---------- Material ----------
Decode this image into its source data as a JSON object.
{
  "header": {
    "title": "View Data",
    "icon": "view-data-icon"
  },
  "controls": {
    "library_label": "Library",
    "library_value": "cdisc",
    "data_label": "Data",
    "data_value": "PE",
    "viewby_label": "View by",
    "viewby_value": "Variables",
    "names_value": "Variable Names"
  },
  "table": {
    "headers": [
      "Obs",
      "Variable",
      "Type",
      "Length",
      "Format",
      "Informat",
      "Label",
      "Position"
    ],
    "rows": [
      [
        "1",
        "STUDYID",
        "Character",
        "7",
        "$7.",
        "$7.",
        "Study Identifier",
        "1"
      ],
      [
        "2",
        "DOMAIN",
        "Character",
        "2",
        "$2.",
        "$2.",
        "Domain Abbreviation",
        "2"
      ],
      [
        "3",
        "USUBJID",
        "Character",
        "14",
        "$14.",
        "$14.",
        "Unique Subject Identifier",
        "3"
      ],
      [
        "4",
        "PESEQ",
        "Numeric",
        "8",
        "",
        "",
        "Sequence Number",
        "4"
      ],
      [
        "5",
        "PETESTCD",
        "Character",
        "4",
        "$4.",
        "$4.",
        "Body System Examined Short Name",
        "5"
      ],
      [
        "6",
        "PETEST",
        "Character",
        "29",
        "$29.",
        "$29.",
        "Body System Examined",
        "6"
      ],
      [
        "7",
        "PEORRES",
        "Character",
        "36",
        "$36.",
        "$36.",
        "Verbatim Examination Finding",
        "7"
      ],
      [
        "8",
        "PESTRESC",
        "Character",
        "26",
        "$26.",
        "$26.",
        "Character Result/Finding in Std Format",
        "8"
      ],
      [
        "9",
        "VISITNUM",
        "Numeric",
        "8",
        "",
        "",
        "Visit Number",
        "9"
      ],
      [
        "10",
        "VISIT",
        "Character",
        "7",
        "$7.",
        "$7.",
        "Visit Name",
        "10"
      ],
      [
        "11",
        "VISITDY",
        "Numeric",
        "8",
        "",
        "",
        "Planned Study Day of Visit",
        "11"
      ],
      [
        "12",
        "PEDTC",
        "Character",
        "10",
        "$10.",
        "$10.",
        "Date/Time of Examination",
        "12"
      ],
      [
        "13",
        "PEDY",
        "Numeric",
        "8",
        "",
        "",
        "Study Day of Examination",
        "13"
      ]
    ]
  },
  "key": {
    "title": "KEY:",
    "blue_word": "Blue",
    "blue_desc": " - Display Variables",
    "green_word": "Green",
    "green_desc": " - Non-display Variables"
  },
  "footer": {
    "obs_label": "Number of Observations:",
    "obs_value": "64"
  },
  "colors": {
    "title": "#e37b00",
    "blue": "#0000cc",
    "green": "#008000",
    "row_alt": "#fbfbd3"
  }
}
----------
Task to complete:
Write out the entries above word for word.

Solution for this task:
Decode this image into its source data as a JSON object.
{
  "header": {
    "title": "View Data",
    "icon": "view-data-icon"
  },
  "controls": {
    "library_label": "Library",
    "library_value": "cdisc",
    "data_label": "Data",
    "data_value": "PE",
    "viewby_label": "View by",
    "viewby_value": "Variables",
    "names_value": "Variable Names"
  },
  "table": {
    "headers": [
      "Obs",
      "Variable",
      "Type",
      "Length",
      "Format",
      "Informat",
      "Label",
      "Position"
    ],
    "rows": [
      [
        "1",
        "STUDYID",
        "Character",
        "7",
        "$7.",
        "$7.",
        "Study Identifier",
        "1"
      ],
      [
        "2",
        "DOMAIN",
        "Character",
        "2",
        "$2.",
        "$2.",
        "Domain Abbreviation",
        "2"
      ],
      [
        "3",
        "USUBJID",
        "Character",
        "14",
        "$14.",
        "$14.",
        "Unique Subject Identifier",
        "3"
      ],
      [
        "4",
        "PESEQ",
        "Numeric",
        "8",
        "",
        "",
        "Sequence Number",
        "4"
      ],
      [
        "5",
        "PETESTCD",
        "Character",
        "4",
        "$4.",
        "$4.",
        "Body System Examined Short Name",
        "5"
      ],
      [
        "6",
        "PETEST",
        "Character",
        "29",
        "$29.",
        "$29.",
        "Body System Examined",
        "6"
      ],
      [
        "7",
        "PEORRES",
        "Character",
        "36",
        "$36.",
        "$36.",
        "Verbatim Examination Finding",
        "7"
      ],
      [
        "8",
        "PESTRESC",
        "Character",
        "26",
        "$26.",
        "$26.",
        "Character Result/Finding in Std Format",
        "8"
      ],
      [
        "9",
        "VISITNUM",
        "Numeric",
        "8",
        "",
        "",
        "Visit Number",
        "9"
      ],
      [
        "10",
        "VISIT",
        "Character",
        "7",
        "$7.",
        "$7.",
        "Visit Name",
        "10"
      ],
      [
        "11",
        "VISITDY",
        "Numeric",
        "8",
        "",
        "",
        "Planned Study Day of Visit",
        "11"
      ],
      [
        "12",
        "PEDTC",
        "Character",
        "10",
        "$10.",
        "$10.",
        "Date/Time of Examination",
        "12"
      ],
      [
        "13",
        "PEDY",
        "Numeric",
        "8",
        "",
        "",
        "Study Day of Examination",
        "13"
      ]
    ]
  },
  "key": {
    "title": "KEY:",
    "blue_word": "Blue",
    "blue_desc": " - Display Variables",
    "green_word": "Green",
    "green_desc": " - Non-display Variables"
  },
  "footer": {
    "obs_label": "Number of Observations:",
    "obs_value": "64"
  },
  "colors": {
    "title": "#e37b00",
    "blue": "#0000cc",
    "green": "#008000",
    "row_alt": "#fbfbd3"
  }
}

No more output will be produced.